> [Data provided]:
════════
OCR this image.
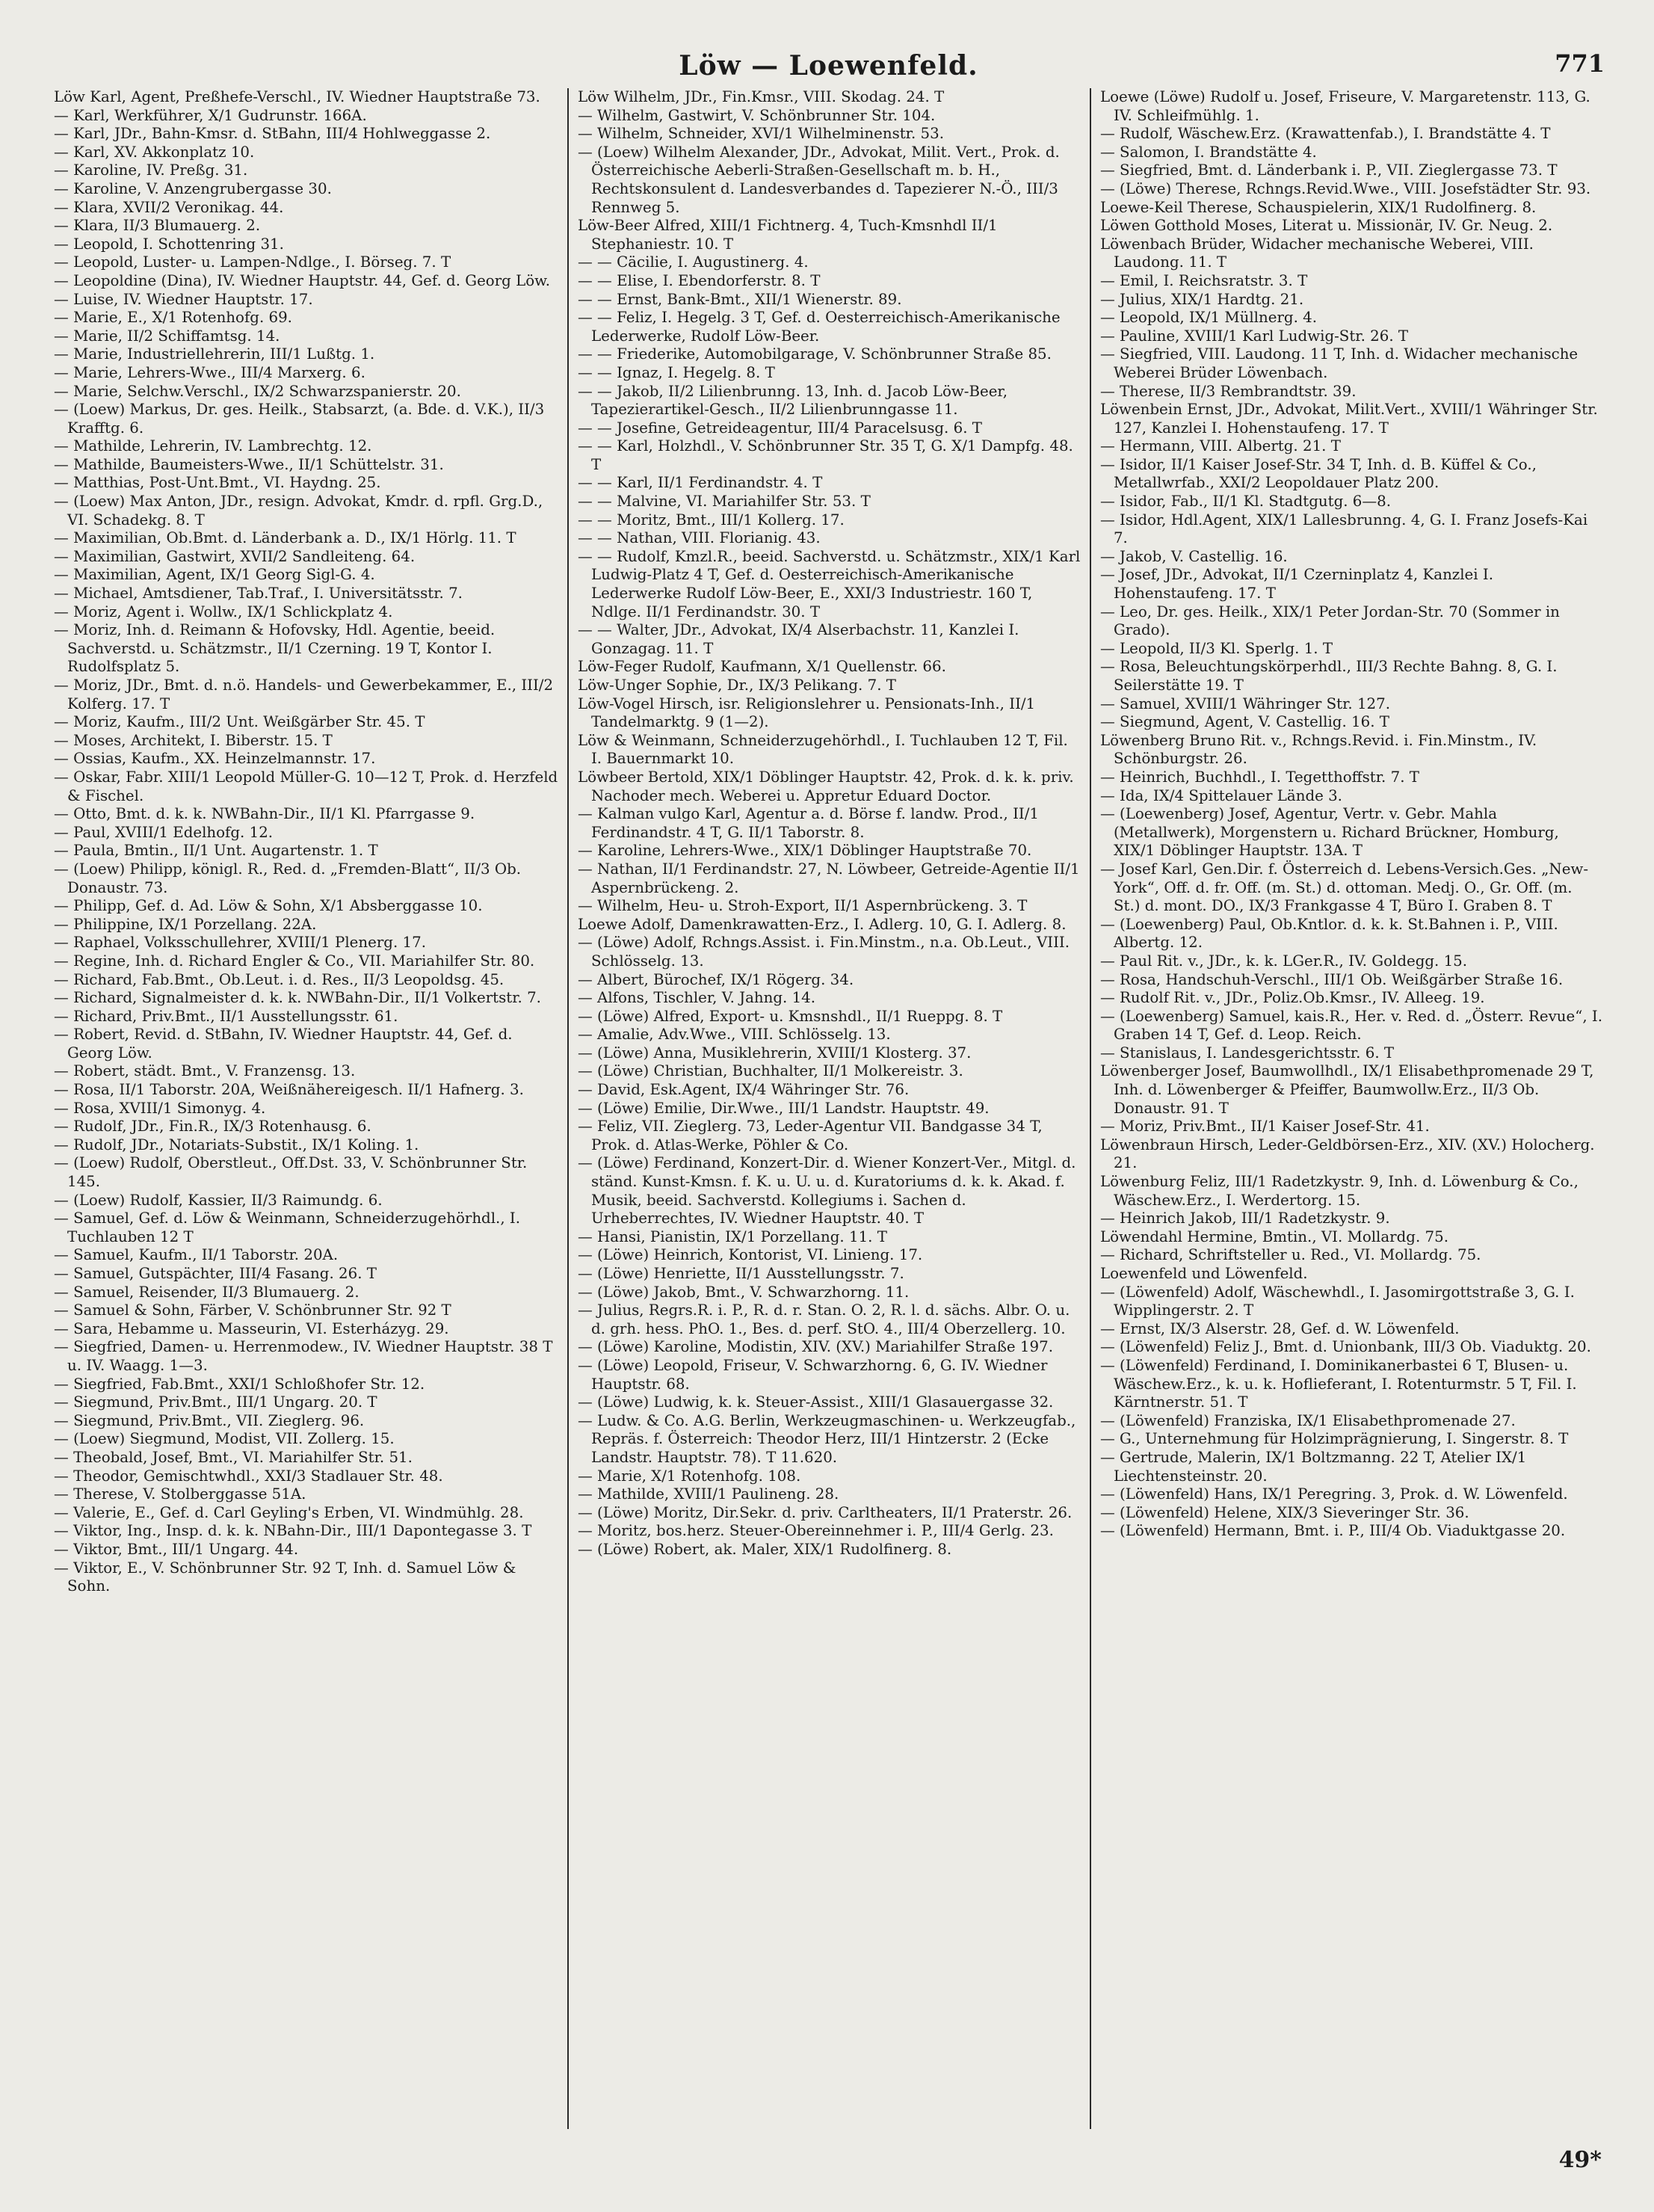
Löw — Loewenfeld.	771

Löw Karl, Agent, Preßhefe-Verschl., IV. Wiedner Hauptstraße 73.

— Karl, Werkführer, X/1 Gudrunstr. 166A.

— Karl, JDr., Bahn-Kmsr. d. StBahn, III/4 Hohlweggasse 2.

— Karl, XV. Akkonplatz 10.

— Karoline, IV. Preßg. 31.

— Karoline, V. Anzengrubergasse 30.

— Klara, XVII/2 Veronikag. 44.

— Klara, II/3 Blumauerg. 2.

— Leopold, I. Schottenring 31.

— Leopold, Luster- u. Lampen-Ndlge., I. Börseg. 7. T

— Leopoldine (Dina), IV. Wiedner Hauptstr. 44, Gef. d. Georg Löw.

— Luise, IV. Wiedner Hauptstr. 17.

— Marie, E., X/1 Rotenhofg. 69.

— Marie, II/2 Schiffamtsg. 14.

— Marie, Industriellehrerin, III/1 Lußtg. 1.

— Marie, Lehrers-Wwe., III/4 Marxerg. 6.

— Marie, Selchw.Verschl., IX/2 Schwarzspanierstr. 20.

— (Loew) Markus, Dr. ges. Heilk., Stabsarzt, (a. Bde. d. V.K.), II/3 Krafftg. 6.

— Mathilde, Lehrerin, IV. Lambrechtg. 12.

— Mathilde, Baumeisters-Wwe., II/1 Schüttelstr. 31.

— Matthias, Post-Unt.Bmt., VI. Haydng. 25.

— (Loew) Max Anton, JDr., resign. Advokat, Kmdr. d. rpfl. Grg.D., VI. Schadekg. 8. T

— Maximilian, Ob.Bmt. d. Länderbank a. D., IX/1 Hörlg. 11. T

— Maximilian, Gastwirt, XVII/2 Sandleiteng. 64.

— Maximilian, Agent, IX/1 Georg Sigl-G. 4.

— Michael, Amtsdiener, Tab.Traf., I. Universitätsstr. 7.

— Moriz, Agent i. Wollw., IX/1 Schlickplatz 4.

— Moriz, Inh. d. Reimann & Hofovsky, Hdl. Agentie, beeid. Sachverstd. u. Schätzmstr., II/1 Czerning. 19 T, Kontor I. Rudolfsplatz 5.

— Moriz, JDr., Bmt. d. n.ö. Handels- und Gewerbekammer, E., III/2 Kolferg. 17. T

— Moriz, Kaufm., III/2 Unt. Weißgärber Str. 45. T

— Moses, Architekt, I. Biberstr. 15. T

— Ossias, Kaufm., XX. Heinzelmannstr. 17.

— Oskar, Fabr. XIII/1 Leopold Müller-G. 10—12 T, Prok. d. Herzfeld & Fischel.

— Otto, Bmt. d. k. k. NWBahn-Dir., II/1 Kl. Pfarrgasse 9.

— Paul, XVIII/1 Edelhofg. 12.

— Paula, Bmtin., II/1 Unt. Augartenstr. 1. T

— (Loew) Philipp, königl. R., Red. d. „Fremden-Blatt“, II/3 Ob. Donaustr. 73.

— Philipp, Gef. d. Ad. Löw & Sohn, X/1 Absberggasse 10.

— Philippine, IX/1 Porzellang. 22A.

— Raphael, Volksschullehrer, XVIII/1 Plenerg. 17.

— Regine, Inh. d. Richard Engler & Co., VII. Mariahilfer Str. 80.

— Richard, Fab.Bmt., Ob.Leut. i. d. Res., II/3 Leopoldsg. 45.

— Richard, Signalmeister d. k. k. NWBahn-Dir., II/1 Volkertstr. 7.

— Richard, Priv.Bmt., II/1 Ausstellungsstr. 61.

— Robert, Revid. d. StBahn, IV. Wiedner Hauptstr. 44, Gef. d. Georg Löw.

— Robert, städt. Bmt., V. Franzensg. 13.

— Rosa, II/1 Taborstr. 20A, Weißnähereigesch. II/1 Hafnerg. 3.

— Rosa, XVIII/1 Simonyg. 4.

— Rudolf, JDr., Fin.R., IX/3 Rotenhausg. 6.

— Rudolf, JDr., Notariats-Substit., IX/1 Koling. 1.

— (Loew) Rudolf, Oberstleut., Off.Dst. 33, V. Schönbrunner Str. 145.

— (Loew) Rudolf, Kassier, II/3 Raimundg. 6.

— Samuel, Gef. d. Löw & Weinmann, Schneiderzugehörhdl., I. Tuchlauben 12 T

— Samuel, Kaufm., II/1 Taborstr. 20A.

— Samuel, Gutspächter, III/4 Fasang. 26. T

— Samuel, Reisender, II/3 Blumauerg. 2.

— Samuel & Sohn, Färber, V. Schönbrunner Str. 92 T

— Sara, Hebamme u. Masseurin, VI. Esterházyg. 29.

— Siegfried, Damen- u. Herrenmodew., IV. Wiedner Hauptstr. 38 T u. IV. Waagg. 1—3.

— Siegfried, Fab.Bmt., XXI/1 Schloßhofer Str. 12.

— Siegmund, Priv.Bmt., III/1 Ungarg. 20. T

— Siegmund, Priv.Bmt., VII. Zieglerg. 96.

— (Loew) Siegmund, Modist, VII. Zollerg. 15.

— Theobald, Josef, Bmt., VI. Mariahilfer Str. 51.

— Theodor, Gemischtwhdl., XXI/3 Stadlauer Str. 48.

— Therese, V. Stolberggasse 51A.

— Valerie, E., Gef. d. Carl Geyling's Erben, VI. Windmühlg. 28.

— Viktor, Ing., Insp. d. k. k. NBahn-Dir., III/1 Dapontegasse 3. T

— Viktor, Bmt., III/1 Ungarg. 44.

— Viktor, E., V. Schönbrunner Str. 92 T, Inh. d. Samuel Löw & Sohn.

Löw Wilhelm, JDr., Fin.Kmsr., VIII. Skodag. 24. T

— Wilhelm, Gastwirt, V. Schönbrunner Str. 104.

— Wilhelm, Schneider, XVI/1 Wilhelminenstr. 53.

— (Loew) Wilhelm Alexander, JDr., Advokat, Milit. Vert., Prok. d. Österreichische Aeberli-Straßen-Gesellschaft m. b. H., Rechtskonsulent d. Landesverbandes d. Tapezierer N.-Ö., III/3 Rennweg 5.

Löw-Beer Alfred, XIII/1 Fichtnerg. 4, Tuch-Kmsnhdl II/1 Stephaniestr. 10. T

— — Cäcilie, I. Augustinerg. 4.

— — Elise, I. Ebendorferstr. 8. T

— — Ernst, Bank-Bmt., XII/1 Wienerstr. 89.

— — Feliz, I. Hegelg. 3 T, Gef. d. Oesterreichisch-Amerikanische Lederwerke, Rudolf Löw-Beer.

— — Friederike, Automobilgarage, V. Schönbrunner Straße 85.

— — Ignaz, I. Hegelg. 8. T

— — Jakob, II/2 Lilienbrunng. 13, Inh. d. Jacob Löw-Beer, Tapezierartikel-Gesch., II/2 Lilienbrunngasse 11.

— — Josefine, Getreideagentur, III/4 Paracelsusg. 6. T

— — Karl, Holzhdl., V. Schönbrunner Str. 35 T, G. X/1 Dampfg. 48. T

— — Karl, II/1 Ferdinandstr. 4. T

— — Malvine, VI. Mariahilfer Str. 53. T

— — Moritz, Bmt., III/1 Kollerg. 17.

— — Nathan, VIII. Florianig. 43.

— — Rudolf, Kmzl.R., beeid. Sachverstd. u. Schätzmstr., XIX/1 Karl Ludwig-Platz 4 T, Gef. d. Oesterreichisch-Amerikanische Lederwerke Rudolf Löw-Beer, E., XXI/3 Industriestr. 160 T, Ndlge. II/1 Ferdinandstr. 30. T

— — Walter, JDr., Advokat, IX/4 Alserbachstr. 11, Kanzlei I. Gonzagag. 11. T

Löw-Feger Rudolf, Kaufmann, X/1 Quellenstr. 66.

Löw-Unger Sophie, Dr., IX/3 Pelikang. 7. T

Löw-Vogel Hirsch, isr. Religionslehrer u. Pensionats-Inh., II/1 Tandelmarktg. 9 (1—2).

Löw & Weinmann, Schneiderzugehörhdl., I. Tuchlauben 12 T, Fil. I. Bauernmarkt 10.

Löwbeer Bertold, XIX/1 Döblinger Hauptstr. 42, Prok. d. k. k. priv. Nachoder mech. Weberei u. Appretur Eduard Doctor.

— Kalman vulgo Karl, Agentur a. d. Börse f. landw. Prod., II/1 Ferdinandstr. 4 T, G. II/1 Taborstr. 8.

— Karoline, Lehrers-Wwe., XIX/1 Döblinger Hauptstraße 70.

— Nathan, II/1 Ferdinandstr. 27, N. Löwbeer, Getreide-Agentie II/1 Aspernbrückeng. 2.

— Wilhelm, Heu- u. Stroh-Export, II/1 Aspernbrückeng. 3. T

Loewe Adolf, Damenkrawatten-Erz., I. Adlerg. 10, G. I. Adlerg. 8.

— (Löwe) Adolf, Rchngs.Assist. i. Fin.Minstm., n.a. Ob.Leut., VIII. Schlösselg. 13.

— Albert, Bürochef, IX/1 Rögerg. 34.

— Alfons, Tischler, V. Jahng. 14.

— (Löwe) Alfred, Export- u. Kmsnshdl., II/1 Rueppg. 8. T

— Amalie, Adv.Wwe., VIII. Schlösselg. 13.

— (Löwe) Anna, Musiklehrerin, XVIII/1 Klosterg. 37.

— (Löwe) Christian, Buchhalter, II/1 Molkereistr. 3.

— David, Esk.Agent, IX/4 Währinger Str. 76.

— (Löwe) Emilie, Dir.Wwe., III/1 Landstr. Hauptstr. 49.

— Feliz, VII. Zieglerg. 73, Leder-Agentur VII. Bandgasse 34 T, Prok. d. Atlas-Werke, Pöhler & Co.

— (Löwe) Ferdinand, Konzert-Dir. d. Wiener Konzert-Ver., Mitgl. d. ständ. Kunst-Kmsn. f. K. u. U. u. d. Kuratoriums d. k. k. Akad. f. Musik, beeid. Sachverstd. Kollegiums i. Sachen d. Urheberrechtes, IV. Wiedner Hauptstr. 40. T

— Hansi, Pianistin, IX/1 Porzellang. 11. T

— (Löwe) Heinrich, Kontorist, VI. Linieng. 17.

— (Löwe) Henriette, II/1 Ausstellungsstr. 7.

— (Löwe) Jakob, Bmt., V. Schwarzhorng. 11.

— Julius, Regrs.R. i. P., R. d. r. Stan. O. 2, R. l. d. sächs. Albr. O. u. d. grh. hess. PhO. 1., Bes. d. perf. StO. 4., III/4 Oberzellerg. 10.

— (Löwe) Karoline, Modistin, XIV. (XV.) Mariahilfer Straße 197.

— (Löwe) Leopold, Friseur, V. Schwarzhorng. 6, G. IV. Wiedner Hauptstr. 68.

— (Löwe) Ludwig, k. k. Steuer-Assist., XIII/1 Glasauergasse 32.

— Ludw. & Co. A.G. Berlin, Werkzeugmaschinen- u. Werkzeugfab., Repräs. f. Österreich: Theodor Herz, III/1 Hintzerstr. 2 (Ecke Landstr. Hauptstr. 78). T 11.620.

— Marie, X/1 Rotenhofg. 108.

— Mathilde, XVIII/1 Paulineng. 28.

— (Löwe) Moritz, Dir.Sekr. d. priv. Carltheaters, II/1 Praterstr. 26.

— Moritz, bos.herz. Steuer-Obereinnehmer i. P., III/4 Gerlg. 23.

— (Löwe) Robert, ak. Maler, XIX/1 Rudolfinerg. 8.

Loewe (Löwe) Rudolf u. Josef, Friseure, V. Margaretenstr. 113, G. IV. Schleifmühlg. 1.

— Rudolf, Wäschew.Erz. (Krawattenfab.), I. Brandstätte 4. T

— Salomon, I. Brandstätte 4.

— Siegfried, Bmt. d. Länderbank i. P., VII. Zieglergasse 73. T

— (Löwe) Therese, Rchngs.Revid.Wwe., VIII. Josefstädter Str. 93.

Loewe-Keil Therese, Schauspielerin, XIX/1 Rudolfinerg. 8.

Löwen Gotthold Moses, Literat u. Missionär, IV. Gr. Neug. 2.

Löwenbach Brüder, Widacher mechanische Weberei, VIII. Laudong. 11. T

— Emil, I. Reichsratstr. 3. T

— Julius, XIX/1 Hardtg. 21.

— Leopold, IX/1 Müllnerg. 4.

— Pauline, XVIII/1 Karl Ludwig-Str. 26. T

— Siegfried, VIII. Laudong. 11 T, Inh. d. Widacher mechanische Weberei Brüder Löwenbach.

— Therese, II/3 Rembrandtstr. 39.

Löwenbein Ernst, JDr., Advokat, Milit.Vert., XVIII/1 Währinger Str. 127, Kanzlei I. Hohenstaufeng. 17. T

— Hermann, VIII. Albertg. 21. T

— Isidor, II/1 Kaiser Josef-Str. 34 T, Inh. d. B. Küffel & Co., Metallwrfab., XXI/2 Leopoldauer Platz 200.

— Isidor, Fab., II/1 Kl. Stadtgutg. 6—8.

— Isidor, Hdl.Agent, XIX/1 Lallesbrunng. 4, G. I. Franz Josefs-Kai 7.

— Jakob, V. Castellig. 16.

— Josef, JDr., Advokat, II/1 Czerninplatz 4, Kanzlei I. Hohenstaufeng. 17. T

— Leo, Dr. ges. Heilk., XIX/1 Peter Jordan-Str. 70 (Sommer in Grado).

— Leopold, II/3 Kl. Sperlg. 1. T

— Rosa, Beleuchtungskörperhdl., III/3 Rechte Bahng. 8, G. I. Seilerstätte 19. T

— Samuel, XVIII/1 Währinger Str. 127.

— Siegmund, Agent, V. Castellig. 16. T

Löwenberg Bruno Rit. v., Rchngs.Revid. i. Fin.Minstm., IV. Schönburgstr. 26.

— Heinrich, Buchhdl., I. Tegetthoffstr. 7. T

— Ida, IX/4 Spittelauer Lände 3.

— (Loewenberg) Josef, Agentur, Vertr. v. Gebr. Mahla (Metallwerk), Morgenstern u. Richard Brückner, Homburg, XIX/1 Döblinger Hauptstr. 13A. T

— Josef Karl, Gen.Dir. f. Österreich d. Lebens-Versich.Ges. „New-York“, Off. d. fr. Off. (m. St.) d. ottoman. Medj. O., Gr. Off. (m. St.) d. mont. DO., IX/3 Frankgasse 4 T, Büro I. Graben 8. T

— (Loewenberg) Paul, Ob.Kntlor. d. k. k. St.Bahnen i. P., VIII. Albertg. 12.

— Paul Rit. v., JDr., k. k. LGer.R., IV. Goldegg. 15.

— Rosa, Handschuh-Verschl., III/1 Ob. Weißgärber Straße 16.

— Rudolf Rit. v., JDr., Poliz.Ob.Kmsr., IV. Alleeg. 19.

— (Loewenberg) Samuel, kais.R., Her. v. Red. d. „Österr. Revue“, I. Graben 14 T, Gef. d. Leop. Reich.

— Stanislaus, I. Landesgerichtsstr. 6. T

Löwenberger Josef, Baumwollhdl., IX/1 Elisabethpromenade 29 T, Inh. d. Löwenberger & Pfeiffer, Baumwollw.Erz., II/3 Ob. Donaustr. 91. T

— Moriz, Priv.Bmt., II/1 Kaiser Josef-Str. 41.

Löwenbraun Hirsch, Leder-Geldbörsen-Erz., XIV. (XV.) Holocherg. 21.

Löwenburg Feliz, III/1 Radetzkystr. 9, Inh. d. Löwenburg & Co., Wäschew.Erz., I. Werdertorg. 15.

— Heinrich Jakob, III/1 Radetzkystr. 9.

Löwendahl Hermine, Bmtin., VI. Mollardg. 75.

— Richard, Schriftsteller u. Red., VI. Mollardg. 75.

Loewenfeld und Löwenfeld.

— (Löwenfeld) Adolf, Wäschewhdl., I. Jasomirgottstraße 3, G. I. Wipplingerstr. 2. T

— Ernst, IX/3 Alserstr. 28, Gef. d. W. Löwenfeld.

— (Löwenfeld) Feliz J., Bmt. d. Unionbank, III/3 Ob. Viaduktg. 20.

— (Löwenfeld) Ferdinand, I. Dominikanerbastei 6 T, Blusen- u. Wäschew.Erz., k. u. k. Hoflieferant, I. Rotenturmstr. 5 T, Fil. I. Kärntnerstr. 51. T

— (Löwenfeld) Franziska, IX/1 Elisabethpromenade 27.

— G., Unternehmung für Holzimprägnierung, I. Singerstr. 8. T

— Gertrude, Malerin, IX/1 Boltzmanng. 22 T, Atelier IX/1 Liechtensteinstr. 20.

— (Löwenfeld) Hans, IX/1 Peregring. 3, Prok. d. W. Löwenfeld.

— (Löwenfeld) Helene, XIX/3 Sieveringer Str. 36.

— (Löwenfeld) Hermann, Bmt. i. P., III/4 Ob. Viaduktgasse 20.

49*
════════
> [Written request]: In the entries above, find each line with the word "Therese" and show it.

> [Task result]:
— Therese, V. Stolberggasse 51A.
— (Löwe) Therese, Rchngs.Revid.Wwe., VIII. Josefstädter Str. 93.
Loewe-Keil Therese, Schauspielerin, XIX/1 Rudolfinerg. 8.
— Therese, II/3 Rembrandtstr. 39.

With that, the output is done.